[RECORDS SUPPLIED]

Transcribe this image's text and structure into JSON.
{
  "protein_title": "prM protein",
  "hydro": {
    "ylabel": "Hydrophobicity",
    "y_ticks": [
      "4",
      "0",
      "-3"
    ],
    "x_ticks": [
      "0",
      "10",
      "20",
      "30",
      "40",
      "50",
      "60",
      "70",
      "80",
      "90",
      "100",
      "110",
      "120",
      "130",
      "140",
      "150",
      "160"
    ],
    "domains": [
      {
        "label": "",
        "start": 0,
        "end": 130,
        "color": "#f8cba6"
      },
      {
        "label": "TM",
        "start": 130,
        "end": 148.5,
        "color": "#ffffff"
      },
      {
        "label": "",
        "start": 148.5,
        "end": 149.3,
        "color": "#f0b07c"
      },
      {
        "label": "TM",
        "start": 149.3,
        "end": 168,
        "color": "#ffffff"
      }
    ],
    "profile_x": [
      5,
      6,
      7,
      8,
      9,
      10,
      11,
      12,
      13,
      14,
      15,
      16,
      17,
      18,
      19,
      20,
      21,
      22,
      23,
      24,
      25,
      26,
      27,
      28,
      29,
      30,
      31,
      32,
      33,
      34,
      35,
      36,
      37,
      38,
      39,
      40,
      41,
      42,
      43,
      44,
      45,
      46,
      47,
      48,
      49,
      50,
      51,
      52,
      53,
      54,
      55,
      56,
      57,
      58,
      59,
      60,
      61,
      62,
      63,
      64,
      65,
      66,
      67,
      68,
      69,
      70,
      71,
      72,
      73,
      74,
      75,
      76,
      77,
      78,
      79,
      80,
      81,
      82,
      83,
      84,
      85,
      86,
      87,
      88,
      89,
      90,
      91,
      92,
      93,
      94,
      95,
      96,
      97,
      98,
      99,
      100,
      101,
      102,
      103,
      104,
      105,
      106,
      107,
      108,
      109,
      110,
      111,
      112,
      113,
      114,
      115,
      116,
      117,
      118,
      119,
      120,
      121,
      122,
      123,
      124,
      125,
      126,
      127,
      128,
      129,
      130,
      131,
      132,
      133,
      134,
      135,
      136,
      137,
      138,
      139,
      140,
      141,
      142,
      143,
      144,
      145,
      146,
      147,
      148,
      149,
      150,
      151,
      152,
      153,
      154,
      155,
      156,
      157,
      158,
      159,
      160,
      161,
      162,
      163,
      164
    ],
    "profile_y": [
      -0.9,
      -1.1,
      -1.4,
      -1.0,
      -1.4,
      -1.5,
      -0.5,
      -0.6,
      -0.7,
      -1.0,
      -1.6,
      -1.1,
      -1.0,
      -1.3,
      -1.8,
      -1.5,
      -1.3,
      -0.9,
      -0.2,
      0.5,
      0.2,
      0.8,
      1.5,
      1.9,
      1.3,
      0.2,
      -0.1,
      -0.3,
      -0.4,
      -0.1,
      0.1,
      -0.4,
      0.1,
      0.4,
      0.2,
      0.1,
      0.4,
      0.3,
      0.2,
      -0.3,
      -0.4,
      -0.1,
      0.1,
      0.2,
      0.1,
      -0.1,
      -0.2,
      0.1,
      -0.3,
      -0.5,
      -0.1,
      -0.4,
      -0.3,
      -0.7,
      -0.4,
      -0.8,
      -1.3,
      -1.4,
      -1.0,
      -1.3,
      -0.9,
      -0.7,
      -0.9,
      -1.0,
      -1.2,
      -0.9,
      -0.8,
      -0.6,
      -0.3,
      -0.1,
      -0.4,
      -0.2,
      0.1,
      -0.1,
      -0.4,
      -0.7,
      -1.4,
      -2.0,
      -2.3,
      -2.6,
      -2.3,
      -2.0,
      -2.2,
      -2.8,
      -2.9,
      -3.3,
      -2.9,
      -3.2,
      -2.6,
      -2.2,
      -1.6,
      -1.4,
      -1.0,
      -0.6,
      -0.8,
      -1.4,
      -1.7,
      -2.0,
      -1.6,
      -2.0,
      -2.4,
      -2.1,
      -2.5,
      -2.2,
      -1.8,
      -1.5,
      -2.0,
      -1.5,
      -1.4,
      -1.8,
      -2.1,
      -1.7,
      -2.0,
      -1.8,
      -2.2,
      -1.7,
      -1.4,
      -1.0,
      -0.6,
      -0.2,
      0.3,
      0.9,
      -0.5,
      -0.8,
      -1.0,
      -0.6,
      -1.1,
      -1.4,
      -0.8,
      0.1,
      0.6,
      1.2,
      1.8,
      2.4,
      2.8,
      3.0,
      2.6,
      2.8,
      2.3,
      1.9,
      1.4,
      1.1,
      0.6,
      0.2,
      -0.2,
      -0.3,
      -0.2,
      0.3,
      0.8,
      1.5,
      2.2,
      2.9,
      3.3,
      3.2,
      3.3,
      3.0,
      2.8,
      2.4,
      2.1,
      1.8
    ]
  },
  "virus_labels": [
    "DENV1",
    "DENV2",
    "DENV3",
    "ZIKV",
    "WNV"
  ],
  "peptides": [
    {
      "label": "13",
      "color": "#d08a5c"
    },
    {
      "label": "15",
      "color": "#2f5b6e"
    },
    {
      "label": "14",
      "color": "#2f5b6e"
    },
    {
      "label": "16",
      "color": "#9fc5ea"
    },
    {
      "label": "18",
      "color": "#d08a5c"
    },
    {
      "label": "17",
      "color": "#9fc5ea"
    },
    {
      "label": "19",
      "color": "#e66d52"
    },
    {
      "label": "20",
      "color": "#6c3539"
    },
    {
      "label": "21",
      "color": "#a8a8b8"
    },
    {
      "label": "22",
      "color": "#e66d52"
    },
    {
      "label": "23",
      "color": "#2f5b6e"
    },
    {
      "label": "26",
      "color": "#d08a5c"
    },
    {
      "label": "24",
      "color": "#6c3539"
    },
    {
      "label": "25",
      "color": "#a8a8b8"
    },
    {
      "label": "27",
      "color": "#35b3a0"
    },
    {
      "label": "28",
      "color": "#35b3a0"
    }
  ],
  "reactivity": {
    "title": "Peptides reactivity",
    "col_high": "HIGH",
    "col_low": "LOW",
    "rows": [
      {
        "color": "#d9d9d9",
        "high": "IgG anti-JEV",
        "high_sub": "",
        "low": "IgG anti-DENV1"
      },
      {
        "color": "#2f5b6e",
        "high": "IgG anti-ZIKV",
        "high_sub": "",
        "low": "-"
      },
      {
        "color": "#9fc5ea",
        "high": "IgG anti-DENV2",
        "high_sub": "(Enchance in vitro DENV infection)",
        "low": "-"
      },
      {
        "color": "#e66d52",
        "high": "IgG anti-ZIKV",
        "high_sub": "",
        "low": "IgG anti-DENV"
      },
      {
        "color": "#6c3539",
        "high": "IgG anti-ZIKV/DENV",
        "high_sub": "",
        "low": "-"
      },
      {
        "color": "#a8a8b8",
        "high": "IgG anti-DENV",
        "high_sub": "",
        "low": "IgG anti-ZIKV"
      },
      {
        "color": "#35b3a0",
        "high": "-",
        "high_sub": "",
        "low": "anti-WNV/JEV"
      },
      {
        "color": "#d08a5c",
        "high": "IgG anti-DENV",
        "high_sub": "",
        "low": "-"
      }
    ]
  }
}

[WHAT IS EXPECTED] The records above should be set down again word for word.

[PROBLEM SOLUTION]
Transcribe this image's text and structure into JSON.
{
  "protein_title": "prM protein",
  "hydro": {
    "ylabel": "Hydrophobicity",
    "y_ticks": [
      "4",
      "0",
      "-3"
    ],
    "x_ticks": [
      "0",
      "10",
      "20",
      "30",
      "40",
      "50",
      "60",
      "70",
      "80",
      "90",
      "100",
      "110",
      "120",
      "130",
      "140",
      "150",
      "160"
    ],
    "domains": [
      {
        "label": "",
        "start": 0,
        "end": 130,
        "color": "#f8cba6"
      },
      {
        "label": "TM",
        "start": 130,
        "end": 148.5,
        "color": "#ffffff"
      },
      {
        "label": "",
        "start": 148.5,
        "end": 149.3,
        "color": "#f0b07c"
      },
      {
        "label": "TM",
        "start": 149.3,
        "end": 168,
        "color": "#ffffff"
      }
    ],
    "profile_x": [
      5,
      6,
      7,
      8,
      9,
      10,
      11,
      12,
      13,
      14,
      15,
      16,
      17,
      18,
      19,
      20,
      21,
      22,
      23,
      24,
      25,
      26,
      27,
      28,
      29,
      30,
      31,
      32,
      33,
      34,
      35,
      36,
      37,
      38,
      39,
      40,
      41,
      42,
      43,
      44,
      45,
      46,
      47,
      48,
      49,
      50,
      51,
      52,
      53,
      54,
      55,
      56,
      57,
      58,
      59,
      60,
      61,
      62,
      63,
      64,
      65,
      66,
      67,
      68,
      69,
      70,
      71,
      72,
      73,
      74,
      75,
      76,
      77,
      78,
      79,
      80,
      81,
      82,
      83,
      84,
      85,
      86,
      87,
      88,
      89,
      90,
      91,
      92,
      93,
      94,
      95,
      96,
      97,
      98,
      99,
      100,
      101,
      102,
      103,
      104,
      105,
      106,
      107,
      108,
      109,
      110,
      111,
      112,
      113,
      114,
      115,
      116,
      117,
      118,
      119,
      120,
      121,
      122,
      123,
      124,
      125,
      126,
      127,
      128,
      129,
      130,
      131,
      132,
      133,
      134,
      135,
      136,
      137,
      138,
      139,
      140,
      141,
      142,
      143,
      144,
      145,
      146,
      147,
      148,
      149,
      150,
      151,
      152,
      153,
      154,
      155,
      156,
      157,
      158,
      159,
      160,
      161,
      162,
      163,
      164
    ],
    "profile_y": [
      -0.9,
      -1.1,
      -1.4,
      -1.0,
      -1.4,
      -1.5,
      -0.5,
      -0.6,
      -0.7,
      -1.0,
      -1.6,
      -1.1,
      -1.0,
      -1.3,
      -1.8,
      -1.5,
      -1.3,
      -0.9,
      -0.2,
      0.5,
      0.2,
      0.8,
      1.5,
      1.9,
      1.3,
      0.2,
      -0.1,
      -0.3,
      -0.4,
      -0.1,
      0.1,
      -0.4,
      0.1,
      0.4,
      0.2,
      0.1,
      0.4,
      0.3,
      0.2,
      -0.3,
      -0.4,
      -0.1,
      0.1,
      0.2,
      0.1,
      -0.1,
      -0.2,
      0.1,
      -0.3,
      -0.5,
      -0.1,
      -0.4,
      -0.3,
      -0.7,
      -0.4,
      -0.8,
      -1.3,
      -1.4,
      -1.0,
      -1.3,
      -0.9,
      -0.7,
      -0.9,
      -1.0,
      -1.2,
      -0.9,
      -0.8,
      -0.6,
      -0.3,
      -0.1,
      -0.4,
      -0.2,
      0.1,
      -0.1,
      -0.4,
      -0.7,
      -1.4,
      -2.0,
      -2.3,
      -2.6,
      -2.3,
      -2.0,
      -2.2,
      -2.8,
      -2.9,
      -3.3,
      -2.9,
      -3.2,
      -2.6,
      -2.2,
      -1.6,
      -1.4,
      -1.0,
      -0.6,
      -0.8,
      -1.4,
      -1.7,
      -2.0,
      -1.6,
      -2.0,
      -2.4,
      -2.1,
      -2.5,
      -2.2,
      -1.8,
      -1.5,
      -2.0,
      -1.5,
      -1.4,
      -1.8,
      -2.1,
      -1.7,
      -2.0,
      -1.8,
      -2.2,
      -1.7,
      -1.4,
      -1.0,
      -0.6,
      -0.2,
      0.3,
      0.9,
      -0.5,
      -0.8,
      -1.0,
      -0.6,
      -1.1,
      -1.4,
      -0.8,
      0.1,
      0.6,
      1.2,
      1.8,
      2.4,
      2.8,
      3.0,
      2.6,
      2.8,
      2.3,
      1.9,
      1.4,
      1.1,
      0.6,
      0.2,
      -0.2,
      -0.3,
      -0.2,
      0.3,
      0.8,
      1.5,
      2.2,
      2.9,
      3.3,
      3.2,
      3.3,
      3.0,
      2.8,
      2.4,
      2.1,
      1.8
    ]
  },
  "virus_labels": [
    "DENV1",
    "DENV2",
    "DENV3",
    "ZIKV",
    "WNV"
  ],
  "peptides": [
    {
      "label": "13",
      "color": "#d08a5c"
    },
    {
      "label": "15",
      "color": "#2f5b6e"
    },
    {
      "label": "14",
      "color": "#2f5b6e"
    },
    {
      "label": "16",
      "color": "#9fc5ea"
    },
    {
      "label": "18",
      "color": "#d08a5c"
    },
    {
      "label": "17",
      "color": "#9fc5ea"
    },
    {
      "label": "19",
      "color": "#e66d52"
    },
    {
      "label": "20",
      "color": "#6c3539"
    },
    {
      "label": "21",
      "color": "#a8a8b8"
    },
    {
      "label": "22",
      "color": "#e66d52"
    },
    {
      "label": "23",
      "color": "#2f5b6e"
    },
    {
      "label": "26",
      "color": "#d08a5c"
    },
    {
      "label": "24",
      "color": "#6c3539"
    },
    {
      "label": "25",
      "color": "#a8a8b8"
    },
    {
      "label": "27",
      "color": "#35b3a0"
    },
    {
      "label": "28",
      "color": "#35b3a0"
    }
  ],
  "reactivity": {
    "title": "Peptides reactivity",
    "col_high": "HIGH",
    "col_low": "LOW",
    "rows": [
      {
        "color": "#d9d9d9",
        "high": "IgG anti-JEV",
        "high_sub": "",
        "low": "IgG anti-DENV1"
      },
      {
        "color": "#2f5b6e",
        "high": "IgG anti-ZIKV",
        "high_sub": "",
        "low": "-"
      },
      {
        "color": "#9fc5ea",
        "high": "IgG anti-DENV2",
        "high_sub": "(Enchance in vitro DENV infection)",
        "low": "-"
      },
      {
        "color": "#e66d52",
        "high": "IgG anti-ZIKV",
        "high_sub": "",
        "low": "IgG anti-DENV"
      },
      {
        "color": "#6c3539",
        "high": "IgG anti-ZIKV/DENV",
        "high_sub": "",
        "low": "-"
      },
      {
        "color": "#a8a8b8",
        "high": "IgG anti-DENV",
        "high_sub": "",
        "low": "IgG anti-ZIKV"
      },
      {
        "color": "#35b3a0",
        "high": "-",
        "high_sub": "",
        "low": "anti-WNV/JEV"
      },
      {
        "color": "#d08a5c",
        "high": "IgG anti-DENV",
        "high_sub": "",
        "low": "-"
      }
    ]
  }
}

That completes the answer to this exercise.